# Start of Records for the exercise

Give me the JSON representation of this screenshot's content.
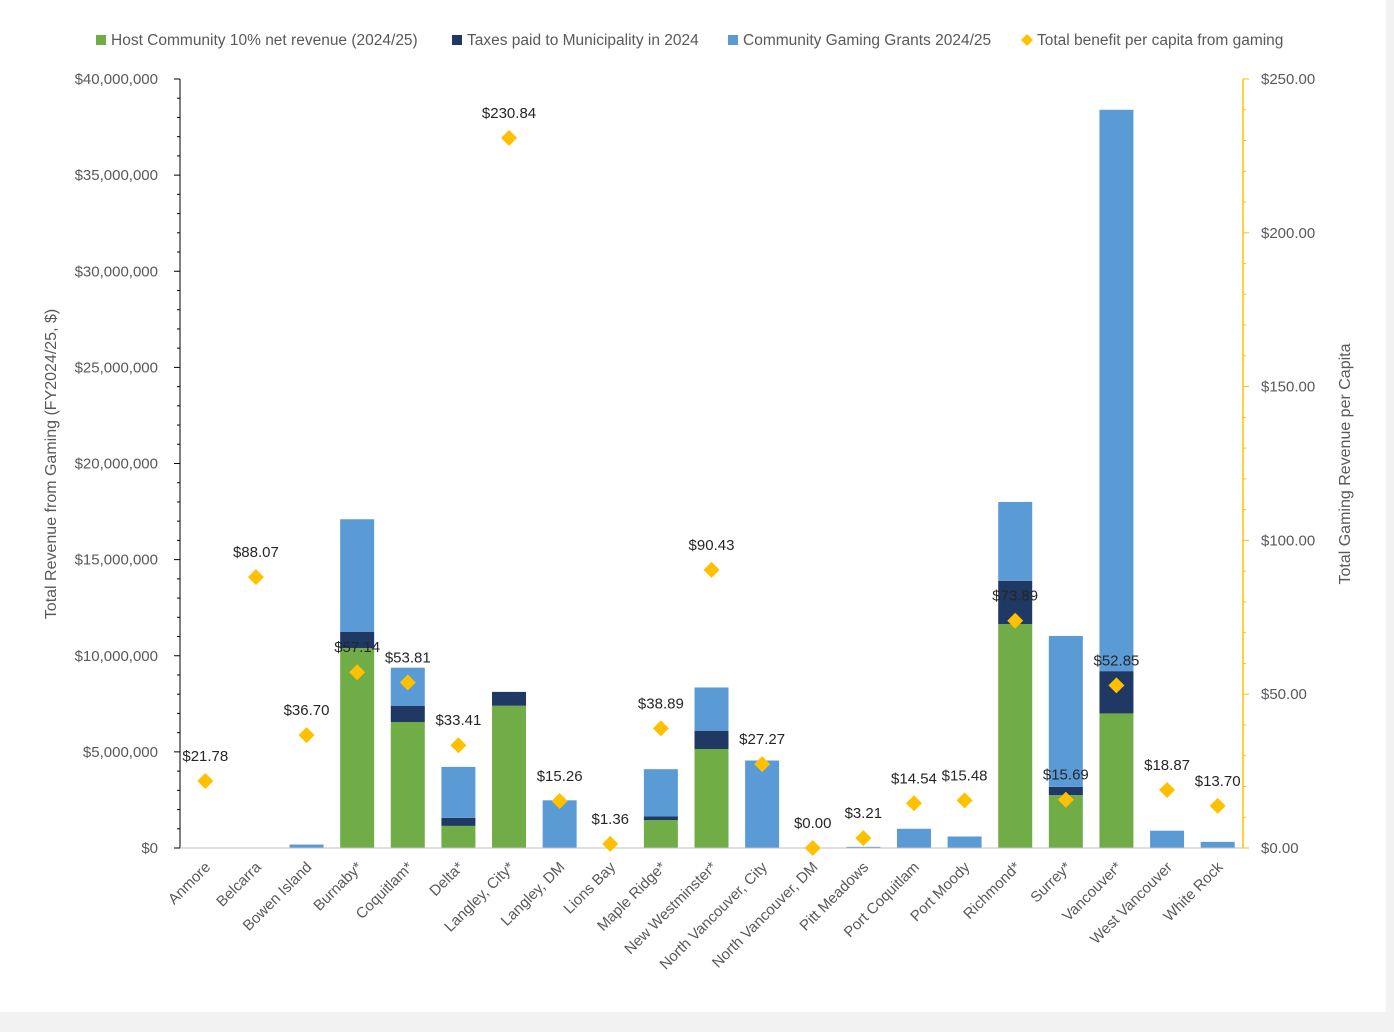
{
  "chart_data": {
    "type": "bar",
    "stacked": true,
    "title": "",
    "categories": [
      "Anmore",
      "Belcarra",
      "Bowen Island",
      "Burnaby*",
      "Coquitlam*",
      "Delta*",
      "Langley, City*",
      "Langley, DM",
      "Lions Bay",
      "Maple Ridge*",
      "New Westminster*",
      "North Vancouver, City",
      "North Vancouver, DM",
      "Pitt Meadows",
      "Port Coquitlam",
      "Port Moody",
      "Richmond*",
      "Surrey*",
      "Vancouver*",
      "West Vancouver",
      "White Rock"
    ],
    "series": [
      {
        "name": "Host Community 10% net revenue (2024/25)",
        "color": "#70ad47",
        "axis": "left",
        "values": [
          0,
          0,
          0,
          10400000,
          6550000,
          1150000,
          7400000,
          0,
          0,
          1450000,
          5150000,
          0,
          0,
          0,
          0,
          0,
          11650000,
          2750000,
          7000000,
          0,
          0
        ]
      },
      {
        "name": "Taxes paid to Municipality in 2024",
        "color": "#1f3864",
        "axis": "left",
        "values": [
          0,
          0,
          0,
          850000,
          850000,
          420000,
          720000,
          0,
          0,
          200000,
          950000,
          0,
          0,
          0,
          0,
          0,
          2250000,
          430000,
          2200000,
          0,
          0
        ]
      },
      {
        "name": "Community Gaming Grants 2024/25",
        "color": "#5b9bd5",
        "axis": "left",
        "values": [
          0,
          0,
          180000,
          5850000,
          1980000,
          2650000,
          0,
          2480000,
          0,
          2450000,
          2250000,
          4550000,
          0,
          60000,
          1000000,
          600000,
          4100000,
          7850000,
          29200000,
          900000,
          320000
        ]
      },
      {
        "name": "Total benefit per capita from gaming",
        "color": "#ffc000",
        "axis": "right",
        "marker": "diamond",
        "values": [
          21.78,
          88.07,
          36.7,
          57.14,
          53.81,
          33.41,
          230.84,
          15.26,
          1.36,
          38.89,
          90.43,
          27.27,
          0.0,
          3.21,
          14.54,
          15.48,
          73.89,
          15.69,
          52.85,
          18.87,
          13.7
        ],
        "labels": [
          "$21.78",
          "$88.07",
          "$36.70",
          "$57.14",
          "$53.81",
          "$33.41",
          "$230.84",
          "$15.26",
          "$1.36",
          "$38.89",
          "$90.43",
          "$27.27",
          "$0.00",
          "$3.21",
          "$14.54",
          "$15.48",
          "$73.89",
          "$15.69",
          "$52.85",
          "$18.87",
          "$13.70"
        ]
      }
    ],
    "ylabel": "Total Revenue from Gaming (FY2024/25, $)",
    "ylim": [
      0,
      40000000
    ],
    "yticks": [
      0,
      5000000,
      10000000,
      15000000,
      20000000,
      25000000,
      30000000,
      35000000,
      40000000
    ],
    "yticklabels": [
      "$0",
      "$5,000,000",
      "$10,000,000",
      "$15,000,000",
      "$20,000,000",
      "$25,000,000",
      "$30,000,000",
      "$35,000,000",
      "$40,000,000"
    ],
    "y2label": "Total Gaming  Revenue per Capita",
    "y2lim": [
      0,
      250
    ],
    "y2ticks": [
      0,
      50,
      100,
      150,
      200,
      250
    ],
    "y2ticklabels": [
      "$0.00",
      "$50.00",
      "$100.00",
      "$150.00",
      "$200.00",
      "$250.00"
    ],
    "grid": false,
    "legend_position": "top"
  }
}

# End of Records for the exercise

Short problem: Extract from the material all lines containing the string "Total".

Result:
        "name": "Total benefit per capita from gaming",
    "ylabel": "Total Revenue from Gaming (FY2024/25, $)",
    "y2label": "Total Gaming  Revenue per Capita",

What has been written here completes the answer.